WHAT TO WORK ON:
Find and copy each line of the records where the string "time" shows up.

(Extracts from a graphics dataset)
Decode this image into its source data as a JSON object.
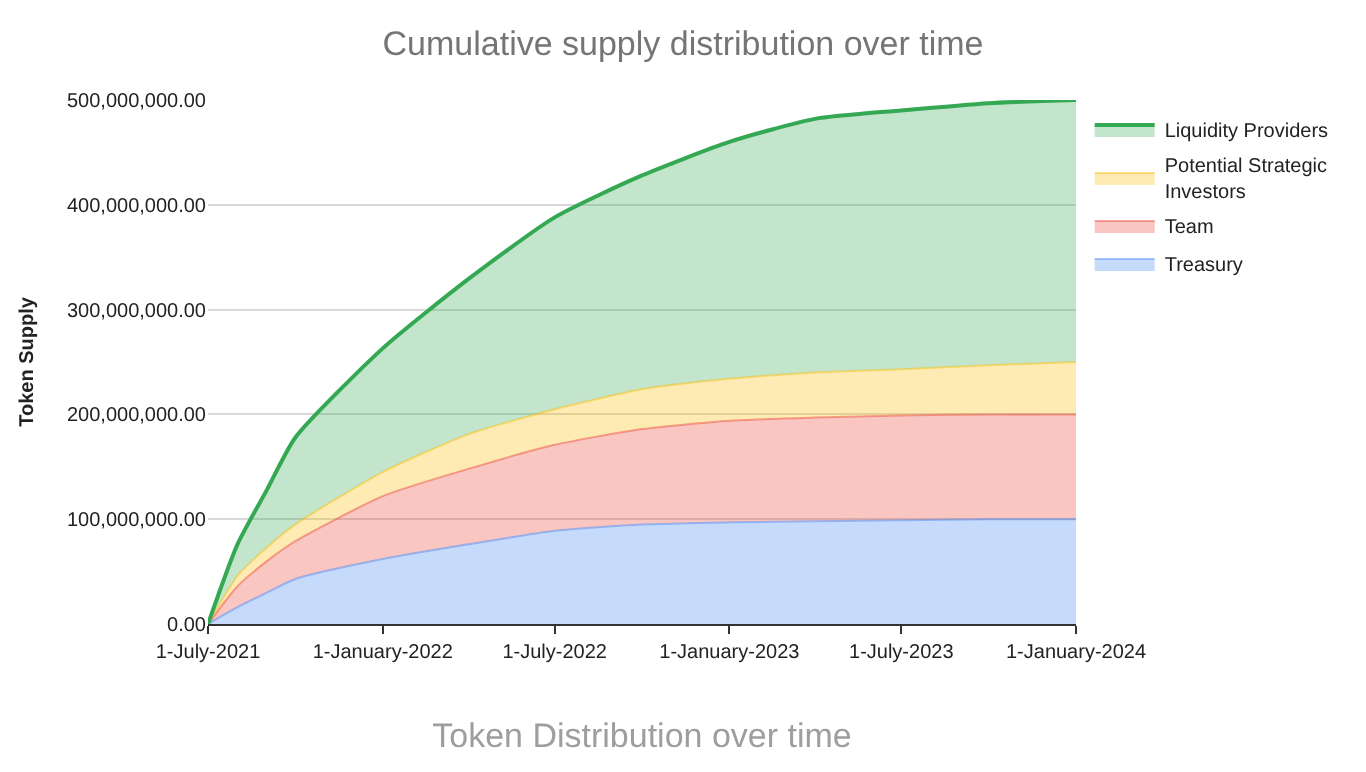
{
  "chart_data": {
    "type": "area",
    "stacked": true,
    "title": "Cumulative supply distribution over time",
    "xlabel": "Token Distribution over time",
    "ylabel": "Token Supply",
    "x": [
      "2021-07-01",
      "2021-08-01",
      "2021-09-01",
      "2021-10-01",
      "2022-01-01",
      "2022-04-01",
      "2022-07-01",
      "2022-10-01",
      "2023-01-01",
      "2023-04-01",
      "2023-07-01",
      "2023-10-01",
      "2024-01-01"
    ],
    "series": [
      {
        "name": "Treasury",
        "color": "#4285f4",
        "values": [
          0,
          16000000,
          30000000,
          43000000,
          62000000,
          76000000,
          89000000,
          95000000,
          97000000,
          98000000,
          99000000,
          100000000,
          100000000
        ]
      },
      {
        "name": "Team",
        "color": "#ea4335",
        "values": [
          0,
          20000000,
          30000000,
          36000000,
          60000000,
          72000000,
          82000000,
          91000000,
          97000000,
          99000000,
          100000000,
          100000000,
          100000000
        ]
      },
      {
        "name": "Potential Strategic Investors",
        "color": "#fbbc04",
        "values": [
          0,
          10000000,
          13000000,
          16000000,
          23000000,
          33000000,
          34000000,
          38000000,
          40000000,
          43000000,
          44000000,
          47000000,
          50000000
        ]
      },
      {
        "name": "Liquidity Providers",
        "color": "#34a853",
        "values": [
          0,
          30000000,
          55000000,
          83000000,
          118000000,
          148000000,
          183000000,
          204000000,
          226000000,
          242000000,
          247000000,
          250000000,
          250000000
        ]
      }
    ],
    "xlim": [
      "2021-07-01",
      "2024-01-01"
    ],
    "xticks": [
      {
        "value": "2021-07-01",
        "label": "1-July-2021"
      },
      {
        "value": "2022-01-01",
        "label": "1-January-2022"
      },
      {
        "value": "2022-07-01",
        "label": "1-July-2022"
      },
      {
        "value": "2023-01-01",
        "label": "1-January-2023"
      },
      {
        "value": "2023-07-01",
        "label": "1-July-2023"
      },
      {
        "value": "2024-01-01",
        "label": "1-January-2024"
      }
    ],
    "ylim": [
      0,
      500000000
    ],
    "yticks": [
      {
        "value": 0,
        "label": "0.00"
      },
      {
        "value": 100000000,
        "label": "100,000,000.00"
      },
      {
        "value": 200000000,
        "label": "200,000,000.00"
      },
      {
        "value": 300000000,
        "label": "300,000,000.00"
      },
      {
        "value": 400000000,
        "label": "400,000,000.00"
      },
      {
        "value": 500000000,
        "label": "500,000,000.00"
      }
    ],
    "grid": "y",
    "legend": "top right"
  }
}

SOLUTION FOR THIS EXERCISE:
    "title": "Cumulative supply distribution over time",
    "xlabel": "Token Distribution over time",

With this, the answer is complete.